▶ **SELECTED PASSAGE**:
• • • •

# Theory Introduction

section "Introduction and Overview"
theory Introduction
imports Main
begin
text_raw ‹\label{thy:Introduction}›
text ‹
Dijkstra's algorithm \<^cite>‹"Dijk59"› is an algorithm used to
find shortest paths from one given vertex to all other vertices in a
non-negatively weighted graph.
The implementation of the algorithm is meant to be an application
of our extensions to the Isabelle Collections Framework (ICF)
\<^cite>‹"L09_collections" and "LL10" and "NKP10"›. Moreover, it serves as a test case
for our data refinement framework \<^cite>‹"refinement_framework"›.
We use ICF-Maps to efficiently represent the graph and
result and the newly introduced unique priority queues for the work
list.
For a documentation of the refinement framework see \<^cite>‹"refinement_framework"›,
that also contains a userguide and some simpler examples.
The development utilizes a stepwise refinement approach. Starting from an
abstract algorithm that has a nice correctness proof, we stepwise refine
the algorithm until we end up with an efficient implementation, for that
we generate code using Isabelle/HOL's code generator\<^cite>‹"Haft09" and "HaNi10"›.

• • • •

▶ **REQUIRED TASKS**:
1. In the Isabelle introduction to Dijkstra's algorithm, what structure represents the work list?
2. Carry on the Isabelle introduction to Dijkstra's algorithm from its last sentence.

• • • •

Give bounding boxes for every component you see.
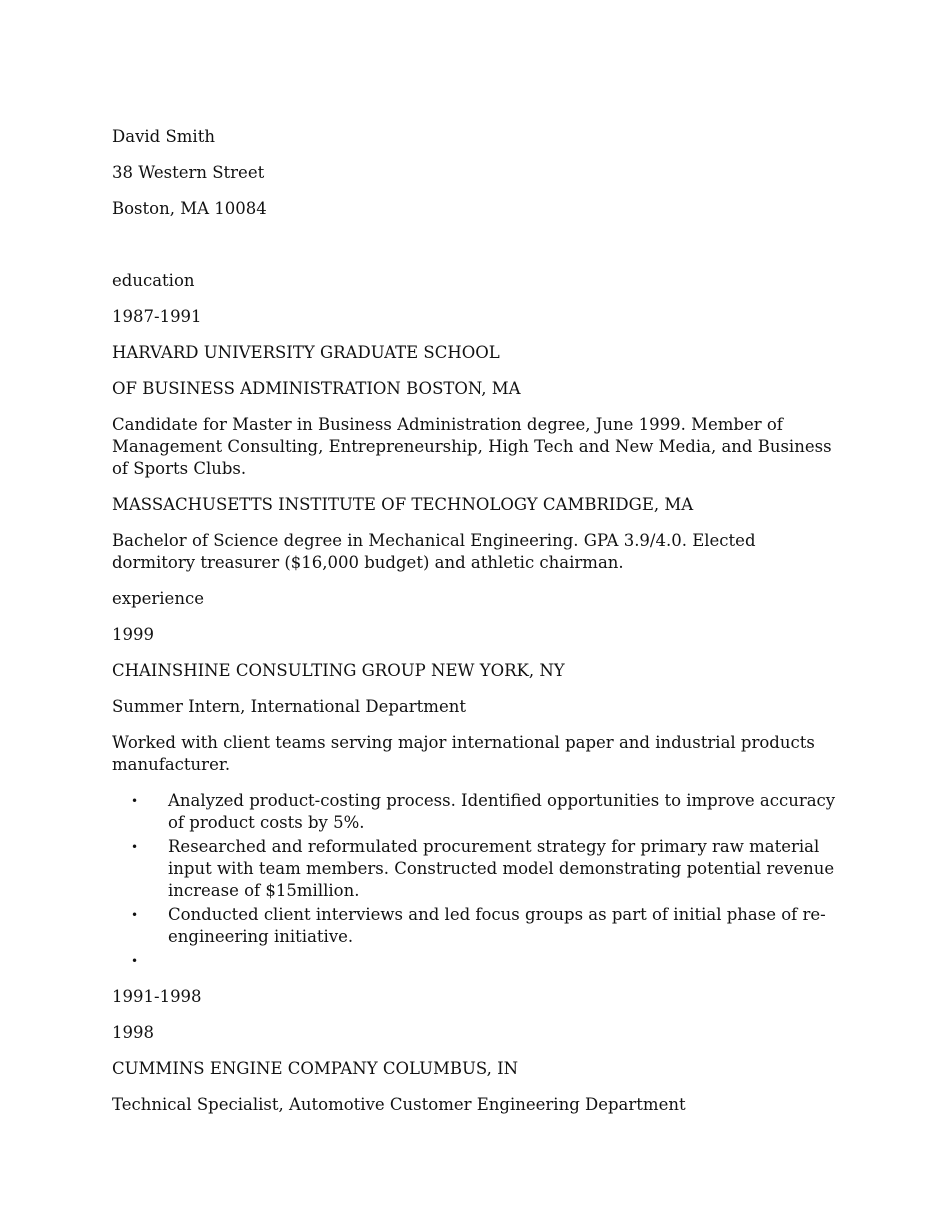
school1-name-line2: OF BUSINESS ADMINISTRATION BOSTON, MA [112,379,521,398]
list-item [112,950,837,972]
bullet-text: Analyzed product-costing process. Identified opportunities to improve accuracy of product costs by 5%. [168,791,836,832]
job1-company: CHAINSHINE CONSULTING GROUP NEW YORK, NY [112,661,565,680]
list-item [112,790,837,834]
school1-description: Candidate for Master in Business Administration degree, June 1999. Member of Management Consulting, Entrepreneurship, High Tech and New Media, and Business of Sports Clubs. [112,415,832,478]
list-item [112,904,837,948]
job2-company: CUMMINS ENGINE COMPANY COLUMBUS, IN [112,1059,519,1078]
education-heading: education [112,271,195,290]
contact-city: Boston, MA 10084 [112,199,267,218]
contact-street: 38 Western Street [112,163,265,182]
job2-year: 1998 [112,1023,154,1042]
bullet-icon: • [131,794,139,808]
bullet-icon: • [131,954,139,968]
job1-summary: Worked with client teams serving major international paper and industrial products manufacturer. [112,733,815,774]
school2-name: MASSACHUSETTS INSTITUTE OF TECHNOLOGY CAMBRIDGE, MA [112,495,694,514]
list-item [112,836,837,902]
contact-name: David Smith [112,127,215,146]
spacer [112,234,837,270]
job1-bullet-list [112,790,837,972]
bullet-text: Conducted client interviews and led focus groups as part of initial phase of re-engineering initiative. [168,905,826,946]
school1-name-line1: HARVARD UNIVERSITY GRADUATE SCHOOL [112,343,500,362]
resume-document [112,126,837,1130]
job1-year: 1999 [112,625,154,644]
education-years: 1987-1991 [112,307,202,326]
bullet-icon: • [131,908,139,922]
school2-description: Bachelor of Science degree in Mechanical Engineering. GPA 3.9/4.0. Elected dormitory treasurer ($16,000 budget) and athletic chairman. [112,531,756,572]
bullet-icon: • [131,840,139,854]
bullet-text: Researched and reformulated procurement strategy for primary raw material input with team members. Constructed model demonstrating potential revenue increase of $15million. [168,837,835,900]
job2-range: 1991-1998 [112,987,202,1006]
experience-heading: experience [112,589,204,608]
job1-title: Summer Intern, International Department [112,697,466,716]
job2-title: Technical Specialist, Automotive Customer Engineering Department [112,1095,686,1114]
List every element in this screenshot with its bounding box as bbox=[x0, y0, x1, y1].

• • • •

▶ **THE REPLIES**:
1. The newly introduced unique priority queues represent the work list.

2.
\paragraph{Structure of the Submission.}
The abstract version of the algorithm with the correctness proof, as well
as the main refinement steps are contained in the theory \texttt{Dijkstra}.
The refinement steps involving the ICF and code generation are contained in
\texttt{Dijkstra-Impl}.
The theory \texttt{Infty} contains an extension of numbers with an infinity
element.
The theory \texttt{Graph} contains a formalization of graphs, paths, and
related concepts.
The theories \texttt{GraphSpec,GraphGA,GraphByMap,HashGraphImpl} contain an
ICF-style specification of graphs.
The theory \texttt{Test} contains a small performance test on random graphs.
It uses the ML-code generated by the code generator.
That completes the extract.